PROBLEMA PLANTEADO: Por favor, retoma el texto sobre el origen de las leyes establecidas según el Extranjero y continúalo a partir de donde termina.

TEXTO DE ORIGEN:
◆ ◆ ◆
Entonces, ¿cuál es el origen de las Leyes Establecidas, según el Extranjero? Imaginemos -nos pide- que, por temor a la arbitrariedad de los posibles pilotos o médicos, se nos ocurriese establecer unas leyes escritas inamovibles acerca de esas artes. Cada año, por sorteo, ciertos ciudadanos (ya sea de entre los ricos, ya sea del pueblo) asumirían la función de velar por que no se incumpliesen esas prescripciones establecidas.
“Y aún, además de todo esto, se haría preciso implantar una ley según la cual, si se sorprendiese a alguien buscando el arte del pilotaje o de la navegación, o las reglas de la salud o la verdad médica sobre los vientos, el calor y el frío, al margen de las leyes escritas, e inventando cualquier sutileza sobre tales cuestiones, a tal individuo, en primer lugar, no debería otorgársele el nombre  de médico ni de piloto, sino de individuo que anda en las nubes o de sofista charlatán; luego, alegando que corrompe a otros hombres, más jóvenes, y les induce a dedicarse a la náutica y la medicina de una manera no conforme a las leyes y a gobernar despóticamente a los navegantes y a los enfermos, quienquiera con el debido derecho podría denunciarlo y hacerlo comparecer ante un tribunal; y si se mostrase que persuadía a jóvenes y ancianos contra las leyes y las normas escritas, se lo castigaría con las penas más severas; nada, en efecto, ha de haber más sabio que las leyes; porque nadie ignora ni la medicina ni las reglas de la salud ni tampoco el arte del pilotaje ni de la navegación, pues le es lícito a quien lo quiera aprender las normas escritas y las costumbres tradicionales instituidas”. (299b y ss)
◆ ◆ ◆
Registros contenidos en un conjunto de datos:
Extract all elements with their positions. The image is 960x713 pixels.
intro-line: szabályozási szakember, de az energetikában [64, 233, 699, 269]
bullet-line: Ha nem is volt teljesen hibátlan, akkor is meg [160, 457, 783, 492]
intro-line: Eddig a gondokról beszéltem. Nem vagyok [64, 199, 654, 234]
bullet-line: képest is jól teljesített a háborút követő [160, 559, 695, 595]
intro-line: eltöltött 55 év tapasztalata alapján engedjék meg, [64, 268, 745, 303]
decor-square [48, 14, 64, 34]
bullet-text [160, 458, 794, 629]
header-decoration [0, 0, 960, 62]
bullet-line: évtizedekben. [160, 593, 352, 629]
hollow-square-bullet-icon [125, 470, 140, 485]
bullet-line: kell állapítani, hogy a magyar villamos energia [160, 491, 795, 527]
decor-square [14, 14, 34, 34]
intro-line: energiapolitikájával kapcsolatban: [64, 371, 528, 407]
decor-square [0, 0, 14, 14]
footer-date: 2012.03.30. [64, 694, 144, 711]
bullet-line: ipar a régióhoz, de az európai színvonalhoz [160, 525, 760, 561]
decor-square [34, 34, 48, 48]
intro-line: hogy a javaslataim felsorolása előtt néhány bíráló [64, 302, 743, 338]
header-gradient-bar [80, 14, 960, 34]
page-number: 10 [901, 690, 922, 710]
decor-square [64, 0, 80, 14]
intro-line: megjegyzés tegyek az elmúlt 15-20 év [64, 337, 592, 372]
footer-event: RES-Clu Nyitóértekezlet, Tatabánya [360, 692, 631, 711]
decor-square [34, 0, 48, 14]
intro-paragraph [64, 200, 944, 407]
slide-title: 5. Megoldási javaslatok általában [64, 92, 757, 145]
◆ ◆ ◆
RESPUESTA ESCRITA:
Como es evidente, el Extranjero está advirtiendo al joven Sócrates de que lo condenarán a muerte en otro tiempo, futuro, por hacer política más allá y quizá contra lo establecido y escrito. El viejo Sócrates, que pronto va a morir ajusticiado en el pasado por la Ley de Atenas, escucha en silencio.

Pero a ese joven Sócrates le resulta evidente que el legalismo mata el espíritu y la ciencia. La vida se volvería intolerable, dice. Ahora bien, argumenta el Extranjero, sería todavía peor que algunos subvirtieran las leyes, no para hacer algo mejor, sino para hacer prosperar sus ignorantes intereses propios. Cualquier gobierno de ciudadanos sin sensatez o filosofía, sea el de ricos o el de la muchedumbre, será menos malo, entonces, si se atiene a las leyes establecidas y escritas, porque al menos estas son, según el Extranjero, un recuerdo del que sabe, o sea, del legislador que, como el médico aquel, las dejó prescritas en su ausencia. Por tanto, las leyes establecidas y escritas son solo una segunda opción (una “segunda navegación”), la menos mala, en ausencia del Padre de la Ley o pastor divino. Puesto que hoy –señala el Extranjero- no surgen entre nosotros auténticos monarcas como surgen las reinas entre las abejas, es necesario establecer y redactar en Asamblea códigos escritos, y atenerse a ellas.

Las leyes como recordatorio y semejanza del saber, nos recuerdan y se asemejan a lo que Platón dice, en general, de la relación entre el espíritu y la letra. Sobre todo en el Fedro:
“(…) el que piensa que al dejar un arte por escrito, y, de la misma manera, el que la recibe, deja algo claro y firme por el hecho de estar en letras, rebosa ingenuidad…” (275c)
Como las pinturas, las letras no contestan si se les pregunta. Otro es el discurso que se escribe en el alma del que aprende. Por eso, el que sabe:
“(…) los jardines de las letras, según parece, los sembrará y escribirá como por entretenimiento; y, al escribirlas, atesora recordatorios, para cuando llegue la edad del olvido…” (Fedro, 276d)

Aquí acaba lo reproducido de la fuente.